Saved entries
=-=-=

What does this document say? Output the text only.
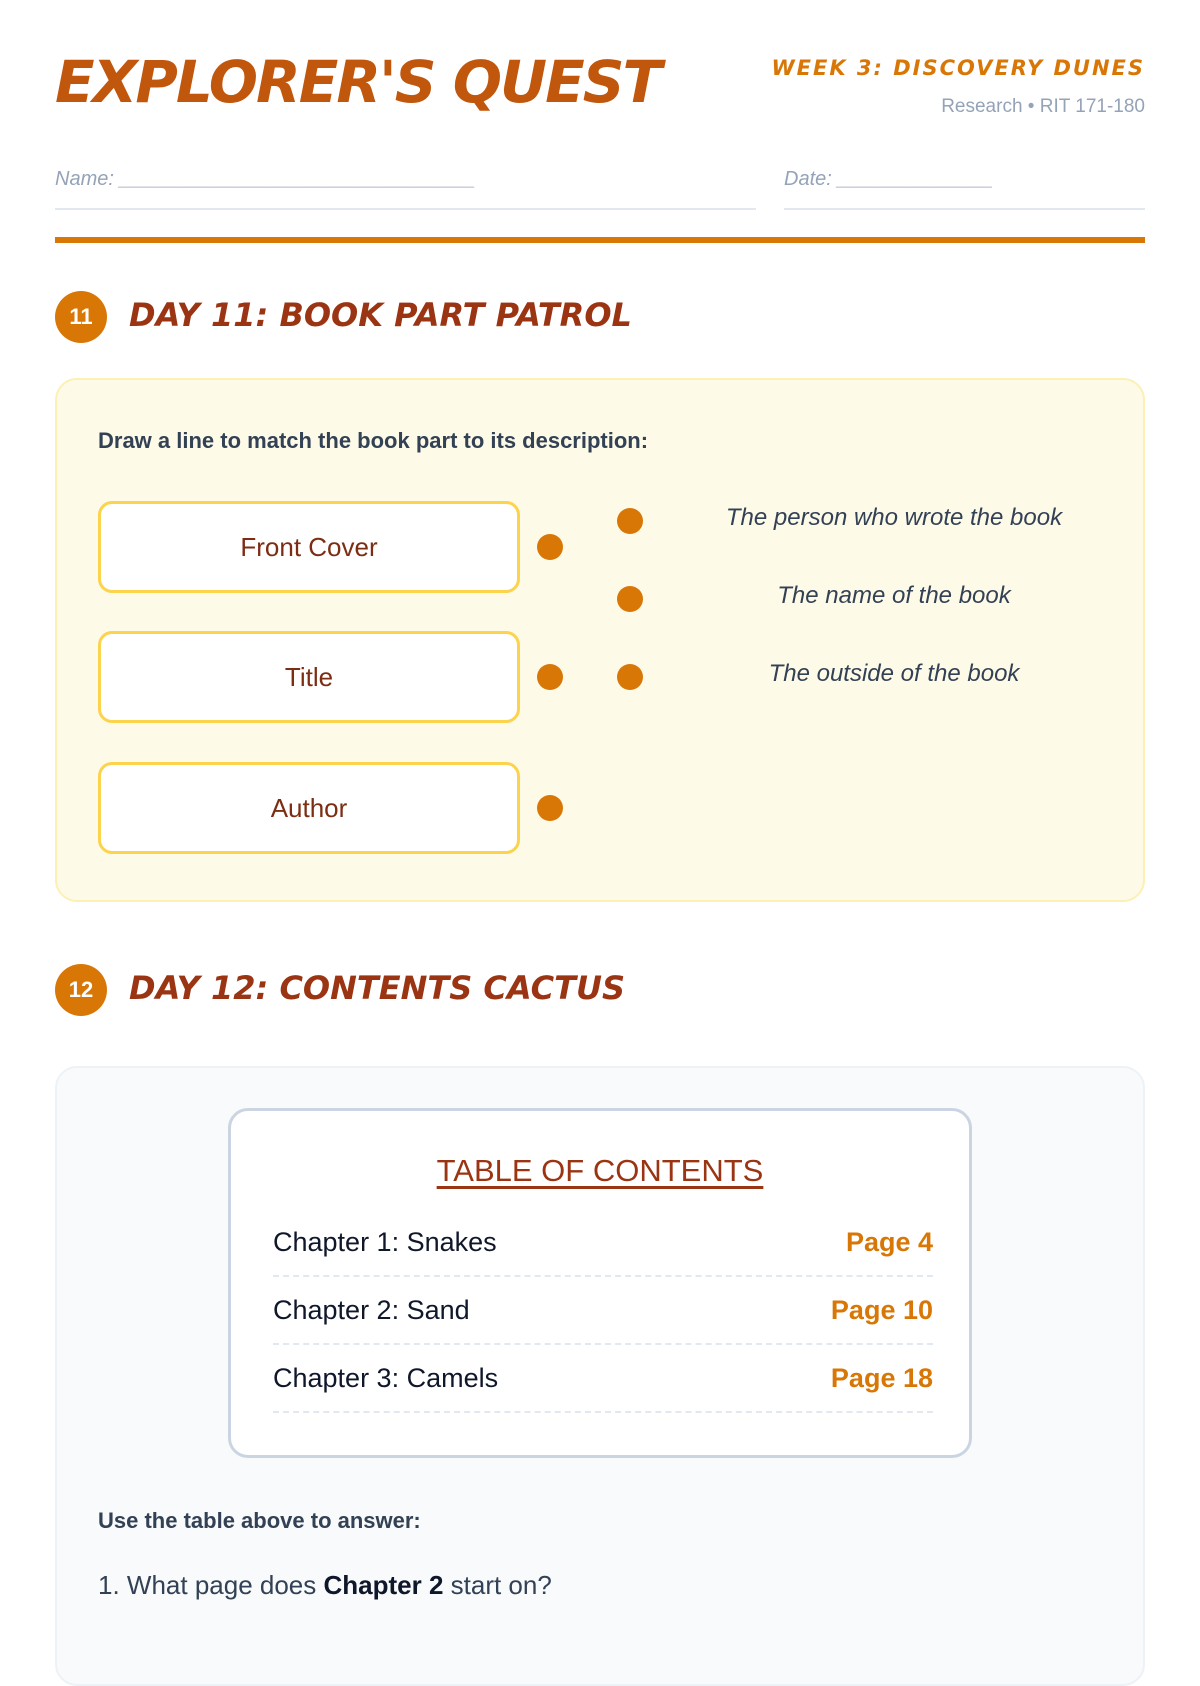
EXPLORER'S QUEST	WEEK 3: DISCOVERY DUNES
Research • RIT 171-180
Name: ________________________________	Date: ______________
11	DAY 11: BOOK PART PATROL
Draw a line to match the book part to its description:
Front Cover
Title
Author
The person who wrote the book
The name of the book
The outside of the book
12	DAY 12: CONTENTS CACTUS
TABLE OF CONTENTS
Chapter 1: Snakes	Page 4
Chapter 2: Sand	Page 10
Chapter 3: Camels	Page 18
Use the table above to answer:
1. What page does Chapter 2 start on?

=-=-=

* [Exercise objective]
Restate each of the entries above word for word and skip every image.

* [Output for this exercise]
What does this document say? Output the text only.
EXPLORER'S QUEST	WEEK 3: DISCOVERY DUNES
Research • RIT 171-180
Name: ________________________________	Date: ______________
11	DAY 11: BOOK PART PATROL
Draw a line to match the book part to its description:
Front Cover
Title
Author
The person who wrote the book
The name of the book
The outside of the book
12	DAY 12: CONTENTS CACTUS
TABLE OF CONTENTS
Chapter 1: Snakes	Page 4
Chapter 2: Sand	Page 10
Chapter 3: Camels	Page 18
Use the table above to answer:
1. What page does Chapter 2 start on?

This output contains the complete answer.